- **TASK OBJECTIVE**: Every record must be repeated exactly, with no omission.

- **MATERIAL FOR THIS TASK**:
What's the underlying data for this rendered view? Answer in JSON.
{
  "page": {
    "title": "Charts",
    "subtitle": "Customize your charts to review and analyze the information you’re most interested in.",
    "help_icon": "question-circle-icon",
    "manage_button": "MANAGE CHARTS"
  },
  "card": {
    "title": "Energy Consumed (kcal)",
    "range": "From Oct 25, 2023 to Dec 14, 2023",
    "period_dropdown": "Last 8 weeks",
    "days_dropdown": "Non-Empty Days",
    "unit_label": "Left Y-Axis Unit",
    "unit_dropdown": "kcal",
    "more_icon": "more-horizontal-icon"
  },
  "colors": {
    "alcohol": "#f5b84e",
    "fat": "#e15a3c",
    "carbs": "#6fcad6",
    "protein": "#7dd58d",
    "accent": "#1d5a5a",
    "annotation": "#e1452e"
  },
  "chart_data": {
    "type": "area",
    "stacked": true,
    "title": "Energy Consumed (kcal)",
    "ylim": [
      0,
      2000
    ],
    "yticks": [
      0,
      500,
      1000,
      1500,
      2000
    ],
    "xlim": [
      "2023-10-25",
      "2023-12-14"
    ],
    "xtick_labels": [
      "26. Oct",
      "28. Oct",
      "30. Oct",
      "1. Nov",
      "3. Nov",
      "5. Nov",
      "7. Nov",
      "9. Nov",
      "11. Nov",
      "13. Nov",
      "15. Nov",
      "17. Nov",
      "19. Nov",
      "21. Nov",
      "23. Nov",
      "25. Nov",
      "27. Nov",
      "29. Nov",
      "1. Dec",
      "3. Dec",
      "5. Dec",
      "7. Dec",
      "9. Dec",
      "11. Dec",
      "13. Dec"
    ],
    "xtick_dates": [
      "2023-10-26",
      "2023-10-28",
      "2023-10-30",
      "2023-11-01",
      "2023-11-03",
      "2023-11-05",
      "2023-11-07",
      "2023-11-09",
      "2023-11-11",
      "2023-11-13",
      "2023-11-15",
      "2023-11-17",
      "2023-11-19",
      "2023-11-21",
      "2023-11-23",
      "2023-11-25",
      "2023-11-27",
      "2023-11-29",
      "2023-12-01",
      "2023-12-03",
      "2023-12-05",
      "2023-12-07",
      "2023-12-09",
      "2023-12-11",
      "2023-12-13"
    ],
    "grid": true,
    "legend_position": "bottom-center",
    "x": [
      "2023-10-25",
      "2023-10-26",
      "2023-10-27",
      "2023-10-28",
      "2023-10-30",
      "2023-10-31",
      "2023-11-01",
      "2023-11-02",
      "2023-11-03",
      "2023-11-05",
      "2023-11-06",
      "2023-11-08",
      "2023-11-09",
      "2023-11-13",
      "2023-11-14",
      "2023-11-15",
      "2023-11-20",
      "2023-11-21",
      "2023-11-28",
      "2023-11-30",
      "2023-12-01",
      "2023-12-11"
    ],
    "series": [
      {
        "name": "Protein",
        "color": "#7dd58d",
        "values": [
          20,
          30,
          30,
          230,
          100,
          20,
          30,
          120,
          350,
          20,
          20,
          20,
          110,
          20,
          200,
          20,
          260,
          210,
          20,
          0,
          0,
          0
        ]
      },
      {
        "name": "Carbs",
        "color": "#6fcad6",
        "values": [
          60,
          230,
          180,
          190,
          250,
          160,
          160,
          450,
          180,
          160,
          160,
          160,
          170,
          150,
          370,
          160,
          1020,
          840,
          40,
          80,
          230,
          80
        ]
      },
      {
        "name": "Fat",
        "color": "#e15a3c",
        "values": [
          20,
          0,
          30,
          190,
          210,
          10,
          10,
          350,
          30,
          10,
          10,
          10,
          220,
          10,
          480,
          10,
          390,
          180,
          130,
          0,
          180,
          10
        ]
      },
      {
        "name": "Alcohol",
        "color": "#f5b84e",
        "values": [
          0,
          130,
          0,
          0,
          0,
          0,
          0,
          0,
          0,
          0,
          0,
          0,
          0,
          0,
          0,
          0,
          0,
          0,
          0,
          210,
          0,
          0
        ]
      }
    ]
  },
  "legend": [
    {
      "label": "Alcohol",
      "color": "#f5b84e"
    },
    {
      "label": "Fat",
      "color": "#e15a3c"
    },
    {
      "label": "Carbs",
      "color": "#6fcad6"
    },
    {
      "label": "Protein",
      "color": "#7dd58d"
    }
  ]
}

- **YOUR RESPONSE**:
What's the underlying data for this rendered view? Answer in JSON.
{
  "page": {
    "title": "Charts",
    "subtitle": "Customize your charts to review and analyze the information you’re most interested in.",
    "help_icon": "question-circle-icon",
    "manage_button": "MANAGE CHARTS"
  },
  "card": {
    "title": "Energy Consumed (kcal)",
    "range": "From Oct 25, 2023 to Dec 14, 2023",
    "period_dropdown": "Last 8 weeks",
    "days_dropdown": "Non-Empty Days",
    "unit_label": "Left Y-Axis Unit",
    "unit_dropdown": "kcal",
    "more_icon": "more-horizontal-icon"
  },
  "colors": {
    "alcohol": "#f5b84e",
    "fat": "#e15a3c",
    "carbs": "#6fcad6",
    "protein": "#7dd58d",
    "accent": "#1d5a5a",
    "annotation": "#e1452e"
  },
  "chart_data": {
    "type": "area",
    "stacked": true,
    "title": "Energy Consumed (kcal)",
    "ylim": [
      0,
      2000
    ],
    "yticks": [
      0,
      500,
      1000,
      1500,
      2000
    ],
    "xlim": [
      "2023-10-25",
      "2023-12-14"
    ],
    "xtick_labels": [
      "26. Oct",
      "28. Oct",
      "30. Oct",
      "1. Nov",
      "3. Nov",
      "5. Nov",
      "7. Nov",
      "9. Nov",
      "11. Nov",
      "13. Nov",
      "15. Nov",
      "17. Nov",
      "19. Nov",
      "21. Nov",
      "23. Nov",
      "25. Nov",
      "27. Nov",
      "29. Nov",
      "1. Dec",
      "3. Dec",
      "5. Dec",
      "7. Dec",
      "9. Dec",
      "11. Dec",
      "13. Dec"
    ],
    "xtick_dates": [
      "2023-10-26",
      "2023-10-28",
      "2023-10-30",
      "2023-11-01",
      "2023-11-03",
      "2023-11-05",
      "2023-11-07",
      "2023-11-09",
      "2023-11-11",
      "2023-11-13",
      "2023-11-15",
      "2023-11-17",
      "2023-11-19",
      "2023-11-21",
      "2023-11-23",
      "2023-11-25",
      "2023-11-27",
      "2023-11-29",
      "2023-12-01",
      "2023-12-03",
      "2023-12-05",
      "2023-12-07",
      "2023-12-09",
      "2023-12-11",
      "2023-12-13"
    ],
    "grid": true,
    "legend_position": "bottom-center",
    "x": [
      "2023-10-25",
      "2023-10-26",
      "2023-10-27",
      "2023-10-28",
      "2023-10-30",
      "2023-10-31",
      "2023-11-01",
      "2023-11-02",
      "2023-11-03",
      "2023-11-05",
      "2023-11-06",
      "2023-11-08",
      "2023-11-09",
      "2023-11-13",
      "2023-11-14",
      "2023-11-15",
      "2023-11-20",
      "2023-11-21",
      "2023-11-28",
      "2023-11-30",
      "2023-12-01",
      "2023-12-11"
    ],
    "series": [
      {
        "name": "Protein",
        "color": "#7dd58d",
        "values": [
          20,
          30,
          30,
          230,
          100,
          20,
          30,
          120,
          350,
          20,
          20,
          20,
          110,
          20,
          200,
          20,
          260,
          210,
          20,
          0,
          0,
          0
        ]
      },
      {
        "name": "Carbs",
        "color": "#6fcad6",
        "values": [
          60,
          230,
          180,
          190,
          250,
          160,
          160,
          450,
          180,
          160,
          160,
          160,
          170,
          150,
          370,
          160,
          1020,
          840,
          40,
          80,
          230,
          80
        ]
      },
      {
        "name": "Fat",
        "color": "#e15a3c",
        "values": [
          20,
          0,
          30,
          190,
          210,
          10,
          10,
          350,
          30,
          10,
          10,
          10,
          220,
          10,
          480,
          10,
          390,
          180,
          130,
          0,
          180,
          10
        ]
      },
      {
        "name": "Alcohol",
        "color": "#f5b84e",
        "values": [
          0,
          130,
          0,
          0,
          0,
          0,
          0,
          0,
          0,
          0,
          0,
          0,
          0,
          0,
          0,
          0,
          0,
          0,
          0,
          210,
          0,
          0
        ]
      }
    ]
  },
  "legend": [
    {
      "label": "Alcohol",
      "color": "#f5b84e"
    },
    {
      "label": "Fat",
      "color": "#e15a3c"
    },
    {
      "label": "Carbs",
      "color": "#6fcad6"
    },
    {
      "label": "Protein",
      "color": "#7dd58d"
    }
  ]
}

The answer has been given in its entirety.